[Exercise]:
From the listing below, pick out each line with the word "外部订单号".

== Data supplied

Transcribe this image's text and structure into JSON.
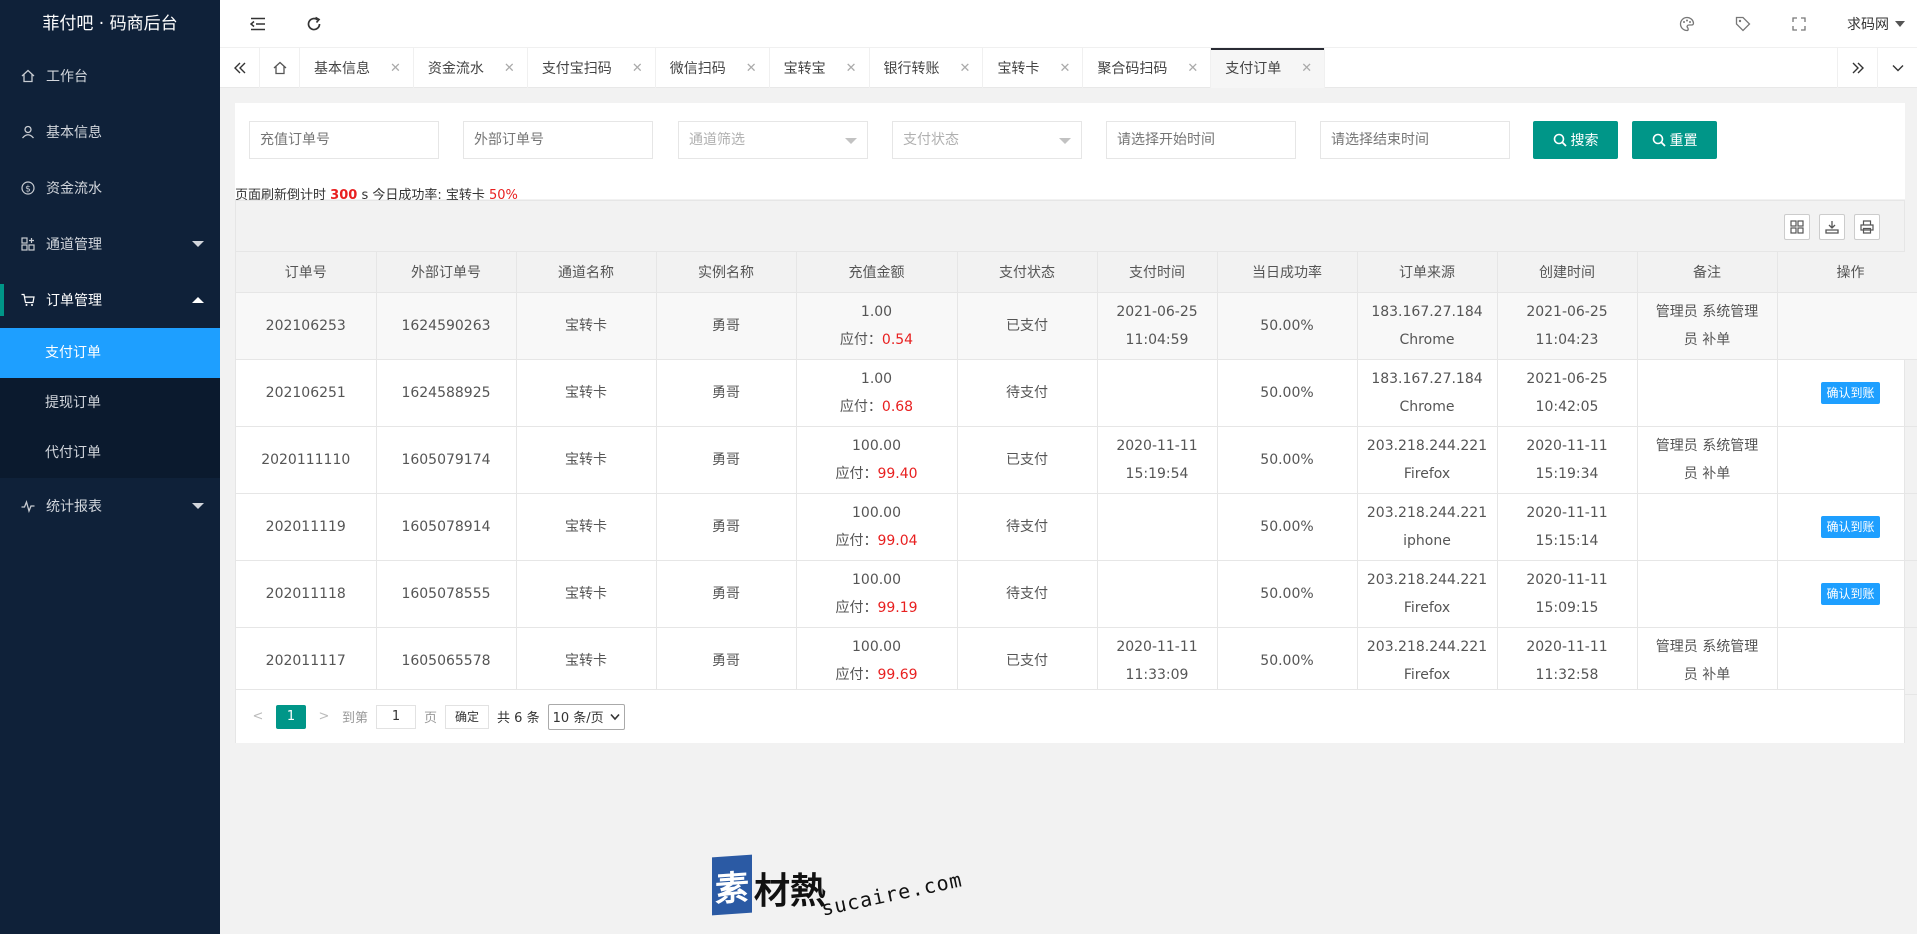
{
  "brand": "菲付吧 · 码商后台",
  "sidebar": {
    "items": [
      {
        "label": "工作台",
        "icon": "home-icon"
      },
      {
        "label": "基本信息",
        "icon": "user-icon"
      },
      {
        "label": "资金流水",
        "icon": "dollar-icon"
      },
      {
        "label": "通道管理",
        "icon": "apps-icon"
      },
      {
        "label": "订单管理",
        "icon": "cart-icon"
      },
      {
        "label": "统计报表",
        "icon": "chart-icon"
      }
    ],
    "sub_items": [
      "支付订单",
      "提现订单",
      "代付订单"
    ]
  },
  "header": {
    "user": "求码网"
  },
  "tabs": [
    "基本信息",
    "资金流水",
    "支付宝扫码",
    "微信扫码",
    "宝转宝",
    "银行转账",
    "宝转卡",
    "聚合码扫码",
    "支付订单"
  ],
  "filters": {
    "order_no_placeholder": "充值订单号",
    "external_no_placeholder": "外部订单号",
    "channel_placeholder": "通道筛选",
    "status_placeholder": "支付状态",
    "start_placeholder": "请选择开始时间",
    "end_placeholder": "请选择结束时间",
    "search_label": "搜索",
    "reset_label": "重置"
  },
  "refresh": {
    "prefix": "页面刷新倒计时",
    "seconds": "300",
    "mid": "s 今日成功率: 宝转卡",
    "rate": "50%"
  },
  "table": {
    "columns": [
      "订单号",
      "外部订单号",
      "通道名称",
      "实例名称",
      "充值金额",
      "支付状态",
      "支付时间",
      "当日成功率",
      "订单来源",
      "创建时间",
      "备注",
      "操作"
    ],
    "pay_prefix": "应付：",
    "rows": [
      {
        "order": "202106253",
        "ext": "1624590263",
        "channel": "宝转卡",
        "instance": "勇哥",
        "amount": "1.00",
        "pay": "0.54",
        "status": "已支付",
        "pay_date": "2021-06-25",
        "pay_time": "11:04:59",
        "rate": "50.00%",
        "ip": "183.167.27.184",
        "ua": "Chrome",
        "c_date": "2021-06-25",
        "c_time": "11:04:23",
        "remark1": "管理员 系统管理",
        "remark2": "员 补单",
        "action": ""
      },
      {
        "order": "202106251",
        "ext": "1624588925",
        "channel": "宝转卡",
        "instance": "勇哥",
        "amount": "1.00",
        "pay": "0.68",
        "status": "待支付",
        "pay_date": "",
        "pay_time": "",
        "rate": "50.00%",
        "ip": "183.167.27.184",
        "ua": "Chrome",
        "c_date": "2021-06-25",
        "c_time": "10:42:05",
        "remark1": "",
        "remark2": "",
        "action": "确认到账"
      },
      {
        "order": "2020111110",
        "ext": "1605079174",
        "channel": "宝转卡",
        "instance": "勇哥",
        "amount": "100.00",
        "pay": "99.40",
        "status": "已支付",
        "pay_date": "2020-11-11",
        "pay_time": "15:19:54",
        "rate": "50.00%",
        "ip": "203.218.244.221",
        "ua": "Firefox",
        "c_date": "2020-11-11",
        "c_time": "15:19:34",
        "remark1": "管理员 系统管理",
        "remark2": "员 补单",
        "action": ""
      },
      {
        "order": "202011119",
        "ext": "1605078914",
        "channel": "宝转卡",
        "instance": "勇哥",
        "amount": "100.00",
        "pay": "99.04",
        "status": "待支付",
        "pay_date": "",
        "pay_time": "",
        "rate": "50.00%",
        "ip": "203.218.244.221",
        "ua": "iphone",
        "c_date": "2020-11-11",
        "c_time": "15:15:14",
        "remark1": "",
        "remark2": "",
        "action": "确认到账"
      },
      {
        "order": "202011118",
        "ext": "1605078555",
        "channel": "宝转卡",
        "instance": "勇哥",
        "amount": "100.00",
        "pay": "99.19",
        "status": "待支付",
        "pay_date": "",
        "pay_time": "",
        "rate": "50.00%",
        "ip": "203.218.244.221",
        "ua": "Firefox",
        "c_date": "2020-11-11",
        "c_time": "15:09:15",
        "remark1": "",
        "remark2": "",
        "action": "确认到账"
      },
      {
        "order": "202011117",
        "ext": "1605065578",
        "channel": "宝转卡",
        "instance": "勇哥",
        "amount": "100.00",
        "pay": "99.69",
        "status": "已支付",
        "pay_date": "2020-11-11",
        "pay_time": "11:33:09",
        "rate": "50.00%",
        "ip": "203.218.244.221",
        "ua": "Firefox",
        "c_date": "2020-11-11",
        "c_time": "11:32:58",
        "remark1": "管理员 系统管理",
        "remark2": "员 补单",
        "action": ""
      }
    ]
  },
  "pager": {
    "current": "1",
    "goto_label": "到第",
    "goto_value": "1",
    "page_label": "页",
    "ok_label": "确定",
    "total": "共 6 条",
    "size": "10 条/页"
  },
  "watermark": {
    "box": "素",
    "cn": "材熱",
    "en": "sucaire.com"
  },
  "colors": {
    "sidebar_bg": "#0f2139",
    "active_blue": "#1e9fff",
    "teal": "#009688",
    "red": "#e82020"
  }
}
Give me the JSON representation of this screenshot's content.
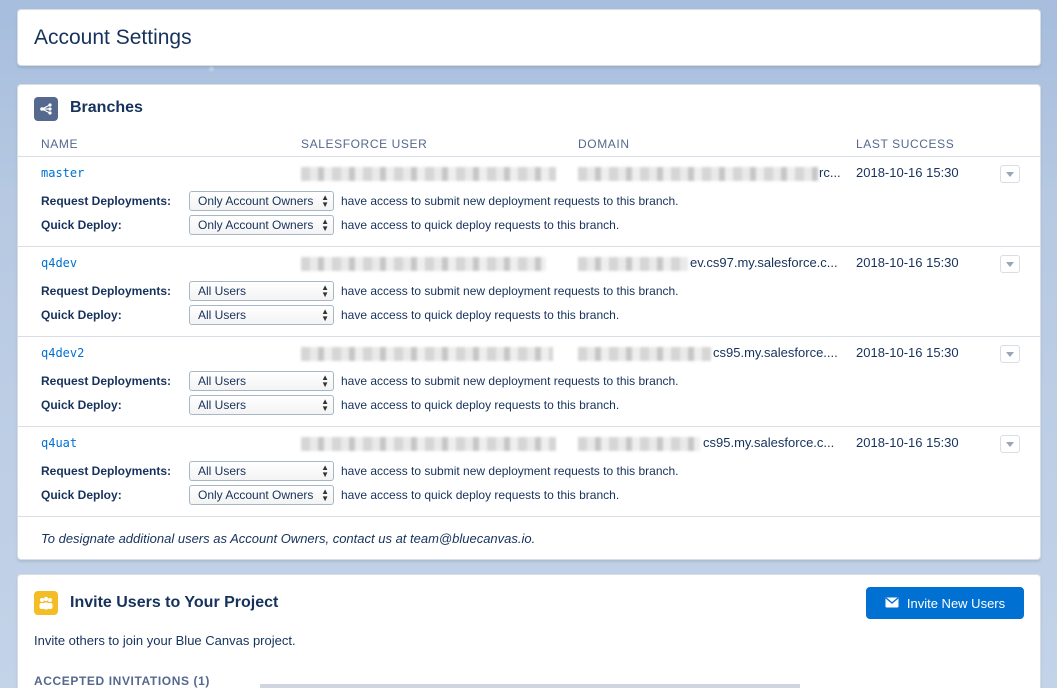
{
  "page": {
    "title": "Account Settings"
  },
  "branches_card": {
    "title": "Branches",
    "icon": "branch-icon",
    "columns": {
      "name": "NAME",
      "user": "SALESFORCE USER",
      "domain": "DOMAIN",
      "last_success": "LAST SUCCESS"
    },
    "field_labels": {
      "request": "Request Deployments:",
      "quick": "Quick Deploy:"
    },
    "field_descs": {
      "request": "have access to submit new deployment requests to this branch.",
      "quick": "have access to quick deploy requests to this branch."
    },
    "branches": [
      {
        "name": "master",
        "domain_tail": "rc...",
        "last_success": "2018-10-16 15:30",
        "request": "Only Account Owners",
        "quick": "Only Account Owners"
      },
      {
        "name": "q4dev",
        "domain_tail": "ev.cs97.my.salesforce.c...",
        "last_success": "2018-10-16 15:30",
        "request": "All Users",
        "quick": "All Users"
      },
      {
        "name": "q4dev2",
        "domain_tail": "cs95.my.salesforce....",
        "last_success": "2018-10-16 15:30",
        "request": "All Users",
        "quick": "All Users"
      },
      {
        "name": "q4uat",
        "domain_tail": "cs95.my.salesforce.c...",
        "last_success": "2018-10-16 15:30",
        "request": "All Users",
        "quick": "Only Account Owners"
      }
    ],
    "footnote": "To designate additional users as Account Owners, contact us at team@bluecanvas.io."
  },
  "invite_card": {
    "title": "Invite Users to Your Project",
    "icon": "people-icon",
    "button_label": "Invite New Users",
    "button_icon": "mail-icon",
    "description": "Invite others to join your Blue Canvas project.",
    "accepted_label": "ACCEPTED INVITATIONS (1)"
  },
  "colors": {
    "brand": "#0070d2",
    "text": "#16325c",
    "invite_icon": "#f4bc25",
    "branch_icon": "#54698d"
  }
}
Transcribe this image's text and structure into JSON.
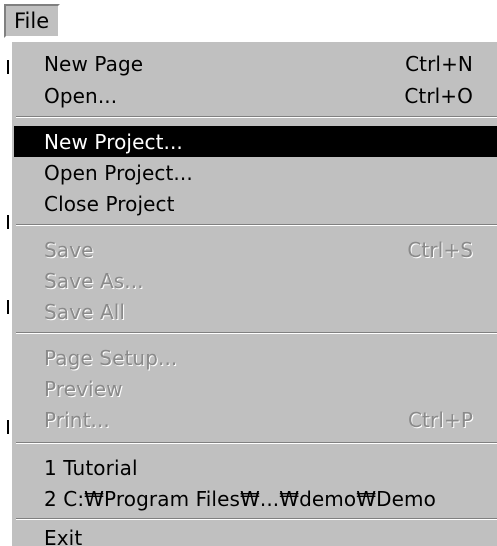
{
  "menubar": {
    "title": "File"
  },
  "menu": {
    "items": [
      {
        "label": "New Page",
        "shortcut": "Ctrl+N",
        "enabled": true,
        "highlighted": false
      },
      {
        "label": "Open...",
        "shortcut": "Ctrl+O",
        "enabled": true,
        "highlighted": false
      },
      {
        "label": "New Project...",
        "shortcut": "",
        "enabled": true,
        "highlighted": true
      },
      {
        "label": "Open Project...",
        "shortcut": "",
        "enabled": true,
        "highlighted": false
      },
      {
        "label": "Close Project",
        "shortcut": "",
        "enabled": true,
        "highlighted": false
      },
      {
        "label": "Save",
        "shortcut": "Ctrl+S",
        "enabled": false,
        "highlighted": false
      },
      {
        "label": "Save As...",
        "shortcut": "",
        "enabled": false,
        "highlighted": false
      },
      {
        "label": "Save All",
        "shortcut": "",
        "enabled": false,
        "highlighted": false
      },
      {
        "label": "Page Setup...",
        "shortcut": "",
        "enabled": false,
        "highlighted": false
      },
      {
        "label": "Preview",
        "shortcut": "",
        "enabled": false,
        "highlighted": false
      },
      {
        "label": "Print...",
        "shortcut": "Ctrl+P",
        "enabled": false,
        "highlighted": false
      },
      {
        "label": "1 Tutorial",
        "shortcut": "",
        "enabled": true,
        "highlighted": false
      },
      {
        "label": "2 C:₩Program Files₩...₩demo₩Demo",
        "shortcut": "",
        "enabled": true,
        "highlighted": false
      },
      {
        "label": "Exit",
        "shortcut": "",
        "enabled": true,
        "highlighted": false
      }
    ]
  },
  "colors": {
    "menu_background": "#c0c0c0",
    "highlight_background": "#000000",
    "highlight_text": "#ffffff",
    "disabled_text": "#8a8a8a"
  }
}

====

[In response]:
    "external_no_placeholder": "外部订单号",
      "外部订单号",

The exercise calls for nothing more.